The problem:
Pick up the passage on pore throat structure in the W-area reservoir right after its last sentence and keep writing.

Document text:
Typical throat types from the reservoir in the W area are as follows: (a) W7, 1506.15 m, curved flaky throat (Red Circle); (b) W3, 1004.67 m, pore shrinkage throat (Red Circle); (Q – Quartz; M – Mica; C – Clay; RF – Rock Fragment).
Scanning electron microscopy and casting thin section observations show that the main reservoir pore assemblage types in the W area are dissolved pores - intergranular pores and intergranular pores - dissolution pores; small numbers of intergranular dissolution pores - micropores, intergranular pores - intergranular micropores and intergranular micropores have also developed. In the pore assemblage types, intergranular pores are mainly residual intergranular pores and dissolution intergranular pores; dissolution pores are mainly feldspar dissolution pores with a small number of debris dissolution pores; there are also laumontite dissolution pores in the W area; intergranular micropores are mainly found in chlorite and illite.
Continuous distribution characterization
The high-pressure mercury injection method is the most commonly used technique to study reservoir micropore throat structures (Gen and Hu, 2011; Li and Xu, 2009; Zhong, 1997). Based on the capillary bundle model, the porous medium is assumed to be composed of capillary bundles with different diameters. Mercury is a nonwetting phase on a rock surface. Relatively speaking, the air or mercury vapor in the rock pore is the wetting phase, and the mercury injection process is the process by which the nonwetting phase displaces the wetting phase.
High-pressure mercury injection experiments were carried out with a Core Lab 13 helium porosity device, Core Lab 112 air permeability device and Quantachrome Instruments Poremaster PM-33–13 mercury device. The samples were dried to constant weight at 105 °C before testing. The maximum test pressure of the instrument was 200 MPa, and the lower limit of the measurable pore throat radius was 3.675 nm. This measurement range could effectively characterize the micro- and nanopore throat size characteristics of the tight sandstone reservoir.
A capillary curve can qualitatively reflect the micropore throat structure of a reservoir, and the curve shape can reflect the characteristics of pore throat sorting and skewness. Pore throat sorting refers to the degree of homogenization in the pore throat size distribution, and skewness refers to the tendency for the pore throat size distribution to be coarse or fine. The smaller the change in the capillary pressure curve in the low-pressure section is and the wider the distribution, the better the separation of pore throats; the more the capillary pressure curve deviates from the origin, the higher the proportion of large pores in the reservoir; under this condition, the pore throats are characterized by coarse skewness.

Collected data:
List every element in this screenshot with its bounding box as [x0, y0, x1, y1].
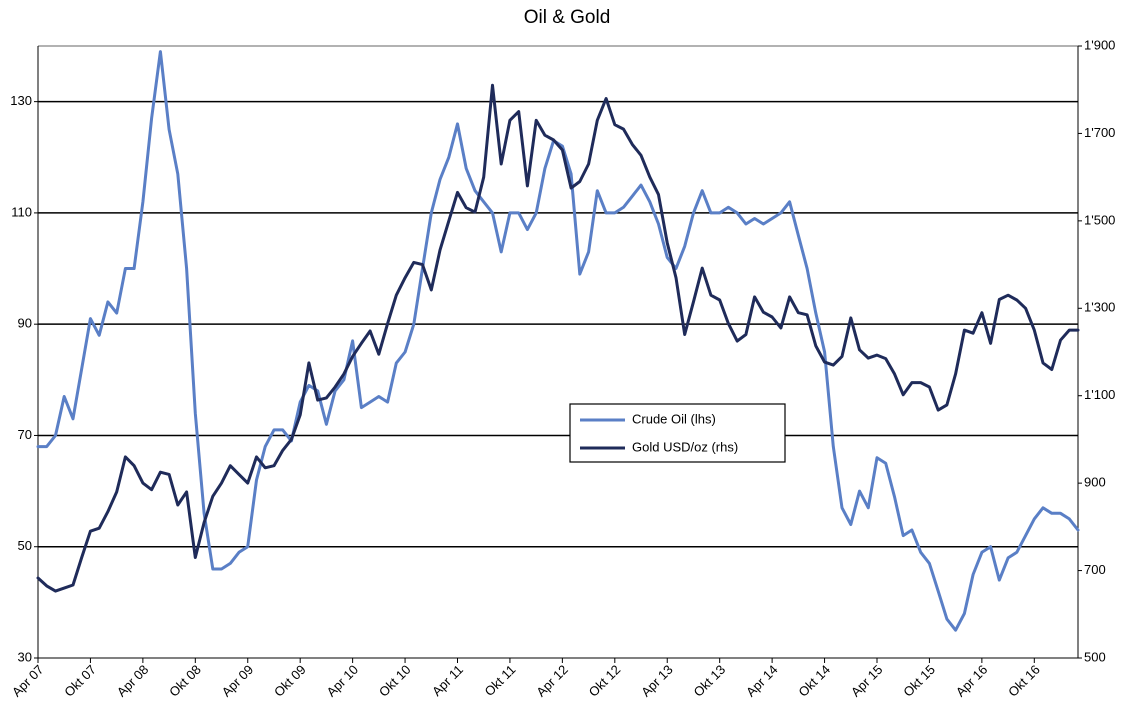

Answer to the task:
The capillary pressure curve, characteristic parameters of pore throats and continuous distribution characteristics of pore throats are obtained by high-pressure mercury injection experiments. The shapes of the capillary pressure curves in the W area are similar (Figure 8); the curvature is obvious in the upper left, and the change rate of the capillary pressure curve in the main mercury injection stage is large. The pore throat structure of the reservoir is complex; the capillary pressure curves show an upward trend twice as a whole, and there is basically no horizontal platform. According to the shapes of the capillary pressure curves, the pore throat separation of the reservoir is poor and is mainly characterized by medium to coarse skewness. According to the curve shapes, the reservoir can be divided into class I (W1, W5, W6, and W7), class II (W2 and W3) and class III (W4).

The capillary pressure curves for the cores from the W area are as follows: (a) Capillary pressure curves of all cores in the W area; (b) Capillary pressure curves of Type I; (c) Capillary pressure curves of Type II; (D) Capillary pressure curves of Type III.
According to their meanings, these parameters can be divided into pore throat size characterization parameters (maximum pore throat radius, median pore throat radius and average pore throat radius), pore throat sorting and homogenization characterization parameters (sorting coefficient, variation coefficient, skewness coefficient and homogeneity coefficient) and pore throat connectivity characterization parameters (displacement pressure, median pressure, maximum mercury saturation and mercury withdrawal efficiency).
As show in Table 3, the average maximum pore throat radius of the reservoir in the W area is generally small at 2.56 µm; the average pore throat radius is 0.51 µm, and the average median pore throat radius is 0.23 µm, which indicates that the reservoir space is mainly composed of nanopores and throats. The average value of the sorting coefficient is 2.69, which implies that the distribution of pore throat size is highly concentrated in the study area. The variation coefficient of pore throats varies greatly from 4.33 to 31.78, with an average of 11.58. The skewness coefficient of the study area is between 0.17 and 0.59, and the variation in the deviation of the pore throat varies greatly. There are both fine skewness distributions (skewness coefficient 0.17) and coarse skewness distributions (skewness coefficient 0.59). The distribution of pore throat size has strong asymmetry, and the average skewness coefficient is 0.26. The average coefficient ranges from 0.16 to 0.2 with an average value of 0.20, indicating that the pore throat size distribution is relatively uniform and that the variation is small. The average throat volume ratio is between 1.70 and 2.63, indicating that the throat volume ratio is relatively small, and the reservoir capacity is relatively small.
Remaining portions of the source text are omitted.